Stored data
────────────────────────────────────────

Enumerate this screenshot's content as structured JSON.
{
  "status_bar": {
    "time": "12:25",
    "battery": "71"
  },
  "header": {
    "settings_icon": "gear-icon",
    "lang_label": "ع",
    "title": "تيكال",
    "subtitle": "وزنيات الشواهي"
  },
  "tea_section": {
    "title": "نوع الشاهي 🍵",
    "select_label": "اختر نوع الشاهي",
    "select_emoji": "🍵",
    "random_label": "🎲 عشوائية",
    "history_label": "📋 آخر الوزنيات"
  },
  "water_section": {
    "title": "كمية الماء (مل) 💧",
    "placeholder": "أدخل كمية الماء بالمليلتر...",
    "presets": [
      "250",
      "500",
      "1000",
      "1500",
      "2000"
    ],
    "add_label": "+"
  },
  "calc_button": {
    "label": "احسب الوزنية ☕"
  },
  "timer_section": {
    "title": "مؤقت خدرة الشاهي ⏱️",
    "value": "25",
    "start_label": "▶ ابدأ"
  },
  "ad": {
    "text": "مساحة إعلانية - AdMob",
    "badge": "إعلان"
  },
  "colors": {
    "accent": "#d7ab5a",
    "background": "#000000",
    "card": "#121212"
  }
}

────────────────────────────────────────

Pull every line holding "الماء" out of the records.

    "title": "كمية الماء (مل) 💧",
    "placeholder": "أدخل كمية الماء بالمليلتر...",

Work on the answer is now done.